Dataset records:
== == ==

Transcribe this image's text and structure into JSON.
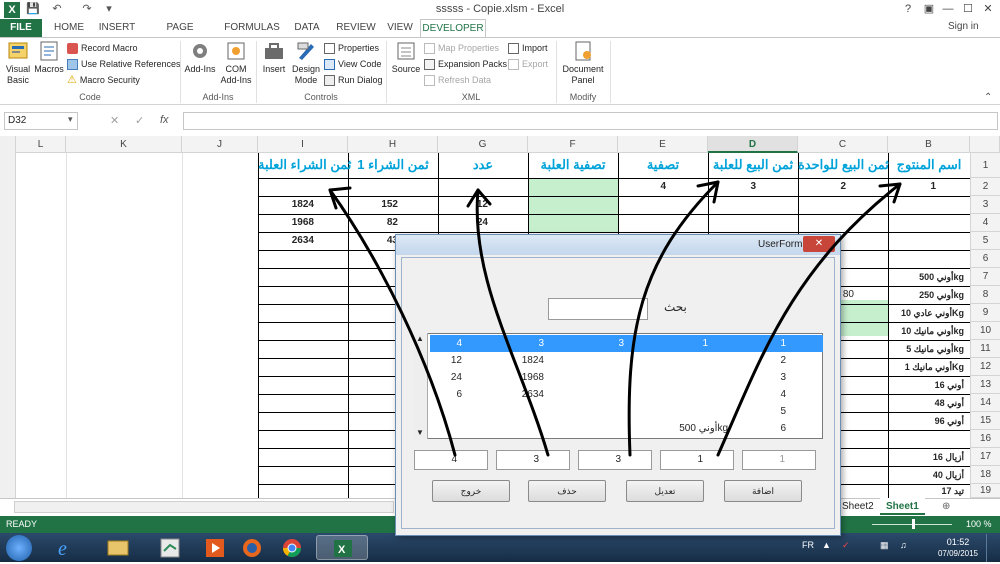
{
  "window": {
    "title": "sssss - Copie.xlsm - Excel",
    "controls": [
      "?",
      "▣",
      "—",
      "☐",
      "✕"
    ],
    "sign_in": "Sign in"
  },
  "ribbon_tabs": [
    "FILE",
    "HOME",
    "INSERT",
    "PAGE LAYOUT",
    "FORMULAS",
    "DATA",
    "REVIEW",
    "VIEW",
    "DEVELOPER"
  ],
  "ribbon": {
    "code": {
      "visual_basic": "Visual Basic",
      "macros": "Macros",
      "record_macro": "Record Macro",
      "use_relative": "Use Relative References",
      "macro_security": "Macro Security",
      "group_label": "Code"
    },
    "addins": {
      "addins": "Add-Ins",
      "com_addins": "COM Add-Ins",
      "group_label": "Add-Ins"
    },
    "controls": {
      "insert": "Insert",
      "design_mode": "Design Mode",
      "properties": "Properties",
      "view_code": "View Code",
      "run_dialog": "Run Dialog",
      "group_label": "Controls"
    },
    "xml": {
      "source": "Source",
      "map_properties": "Map Properties",
      "expansion_packs": "Expansion Packs",
      "refresh_data": "Refresh Data",
      "import": "Import",
      "export": "Export",
      "group_label": "XML"
    },
    "modify": {
      "document_panel": "Document Panel",
      "group_label": "Modify"
    }
  },
  "formula_bar": {
    "name_box": "D32",
    "fx": "fx",
    "cancel": "✕",
    "enter": "✓",
    "value": ""
  },
  "columns": [
    "L",
    "K",
    "J",
    "I",
    "H",
    "G",
    "F",
    "E",
    "D",
    "C",
    "B"
  ],
  "rows": [
    "1",
    "2",
    "3",
    "4",
    "5",
    "6",
    "7",
    "8",
    "9",
    "10",
    "11",
    "12",
    "13",
    "14",
    "15",
    "16",
    "17",
    "18",
    "19"
  ],
  "sheet": {
    "headers": {
      "B": "اسم المنتوج",
      "C": "ثمن البيع للواحدة",
      "D": "ثمن البيع للعلبة",
      "E": "تصفية",
      "F": "تصفية العلبة",
      "G": "عدد",
      "H": "ثمن الشراء 1",
      "I": "ثمن الشراء العلبة"
    },
    "row2": {
      "B": "1",
      "C": "2",
      "D": "3",
      "E": "4"
    },
    "row3": {
      "I": "1824",
      "H": "152",
      "G": "12"
    },
    "row4": {
      "I": "1968",
      "H": "82",
      "G": "24"
    },
    "row5": {
      "I": "2634",
      "H": "43"
    },
    "products": [
      "أوني 500kg",
      "أوني 250kg",
      "أوني عادي 10Kg",
      "أوني مانيك 10kg",
      "أوني مانيك 5kg",
      "أوني مانيك 1Kg",
      "أوني 16",
      "أوني 48",
      "أوني 96",
      "",
      "أزيال 16",
      "أزيال 40",
      "تيد 17"
    ],
    "c8_partial": "80"
  },
  "sheet_tabs": {
    "sheet2": "Sheet2",
    "sheet1": "Sheet1",
    "add": "⊕"
  },
  "status": {
    "ready": "READY",
    "zoom": "100 %"
  },
  "taskbar": {
    "lang": "FR",
    "time": "01:52",
    "date": "07/09/2015"
  },
  "userform": {
    "title": "UserForm1",
    "close": "✕",
    "search_label": "بحث",
    "search_value": "",
    "list_rows": [
      {
        "c1": "4",
        "c2": "3",
        "c3": "3",
        "c4": "1",
        "c5": "1",
        "selected": true
      },
      {
        "c1": "12",
        "c2": "1824",
        "c3": "",
        "c4": "",
        "c5": "2",
        "selected": false
      },
      {
        "c1": "24",
        "c2": "1968",
        "c3": "",
        "c4": "",
        "c5": "3",
        "selected": false
      },
      {
        "c1": "6",
        "c2": "2634",
        "c3": "",
        "c4": "",
        "c5": "4",
        "selected": false
      },
      {
        "c1": "",
        "c2": "",
        "c3": "",
        "c4": "",
        "c5": "5",
        "selected": false
      },
      {
        "c1": "",
        "c2": "",
        "c3": "",
        "c4": "أوني 500kg",
        "c5": "6",
        "selected": false
      }
    ],
    "textboxes": [
      "4",
      "3",
      "3",
      "1",
      "1"
    ],
    "buttons": {
      "exit": "خروج",
      "delete": "حذف",
      "edit": "تعديل",
      "add": "اضافة"
    }
  }
}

== == ==

### WRITTEN TASK
Write out every record above exactly as it stands, but leave out the pictures.

### SOLUTION TO THIS TASK
Transcribe this image's text and structure into JSON.
{
  "window": {
    "title": "sssss - Copie.xlsm - Excel",
    "controls": [
      "?",
      "▣",
      "—",
      "☐",
      "✕"
    ],
    "sign_in": "Sign in"
  },
  "ribbon_tabs": [
    "FILE",
    "HOME",
    "INSERT",
    "PAGE LAYOUT",
    "FORMULAS",
    "DATA",
    "REVIEW",
    "VIEW",
    "DEVELOPER"
  ],
  "ribbon": {
    "code": {
      "visual_basic": "Visual Basic",
      "macros": "Macros",
      "record_macro": "Record Macro",
      "use_relative": "Use Relative References",
      "macro_security": "Macro Security",
      "group_label": "Code"
    },
    "addins": {
      "addins": "Add-Ins",
      "com_addins": "COM Add-Ins",
      "group_label": "Add-Ins"
    },
    "controls": {
      "insert": "Insert",
      "design_mode": "Design Mode",
      "properties": "Properties",
      "view_code": "View Code",
      "run_dialog": "Run Dialog",
      "group_label": "Controls"
    },
    "xml": {
      "source": "Source",
      "map_properties": "Map Properties",
      "expansion_packs": "Expansion Packs",
      "refresh_data": "Refresh Data",
      "import": "Import",
      "export": "Export",
      "group_label": "XML"
    },
    "modify": {
      "document_panel": "Document Panel",
      "group_label": "Modify"
    }
  },
  "formula_bar": {
    "name_box": "D32",
    "fx": "fx",
    "cancel": "✕",
    "enter": "✓",
    "value": ""
  },
  "columns": [
    "L",
    "K",
    "J",
    "I",
    "H",
    "G",
    "F",
    "E",
    "D",
    "C",
    "B"
  ],
  "rows": [
    "1",
    "2",
    "3",
    "4",
    "5",
    "6",
    "7",
    "8",
    "9",
    "10",
    "11",
    "12",
    "13",
    "14",
    "15",
    "16",
    "17",
    "18",
    "19"
  ],
  "sheet": {
    "headers": {
      "B": "اسم المنتوج",
      "C": "ثمن البيع للواحدة",
      "D": "ثمن البيع للعلبة",
      "E": "تصفية",
      "F": "تصفية العلبة",
      "G": "عدد",
      "H": "ثمن الشراء 1",
      "I": "ثمن الشراء العلبة"
    },
    "row2": {
      "B": "1",
      "C": "2",
      "D": "3",
      "E": "4"
    },
    "row3": {
      "I": "1824",
      "H": "152",
      "G": "12"
    },
    "row4": {
      "I": "1968",
      "H": "82",
      "G": "24"
    },
    "row5": {
      "I": "2634",
      "H": "43"
    },
    "products": [
      "أوني 500kg",
      "أوني 250kg",
      "أوني عادي 10Kg",
      "أوني مانيك 10kg",
      "أوني مانيك 5kg",
      "أوني مانيك 1Kg",
      "أوني 16",
      "أوني 48",
      "أوني 96",
      "",
      "أزيال 16",
      "أزيال 40",
      "تيد 17"
    ],
    "c8_partial": "80"
  },
  "sheet_tabs": {
    "sheet2": "Sheet2",
    "sheet1": "Sheet1",
    "add": "⊕"
  },
  "status": {
    "ready": "READY",
    "zoom": "100 %"
  },
  "taskbar": {
    "lang": "FR",
    "time": "01:52",
    "date": "07/09/2015"
  },
  "userform": {
    "title": "UserForm1",
    "close": "✕",
    "search_label": "بحث",
    "search_value": "",
    "list_rows": [
      {
        "c1": "4",
        "c2": "3",
        "c3": "3",
        "c4": "1",
        "c5": "1",
        "selected": true
      },
      {
        "c1": "12",
        "c2": "1824",
        "c3": "",
        "c4": "",
        "c5": "2",
        "selected": false
      },
      {
        "c1": "24",
        "c2": "1968",
        "c3": "",
        "c4": "",
        "c5": "3",
        "selected": false
      },
      {
        "c1": "6",
        "c2": "2634",
        "c3": "",
        "c4": "",
        "c5": "4",
        "selected": false
      },
      {
        "c1": "",
        "c2": "",
        "c3": "",
        "c4": "",
        "c5": "5",
        "selected": false
      },
      {
        "c1": "",
        "c2": "",
        "c3": "",
        "c4": "أوني 500kg",
        "c5": "6",
        "selected": false
      }
    ],
    "textboxes": [
      "4",
      "3",
      "3",
      "1",
      "1"
    ],
    "buttons": {
      "exit": "خروج",
      "delete": "حذف",
      "edit": "تعديل",
      "add": "اضافة"
    }
  }
}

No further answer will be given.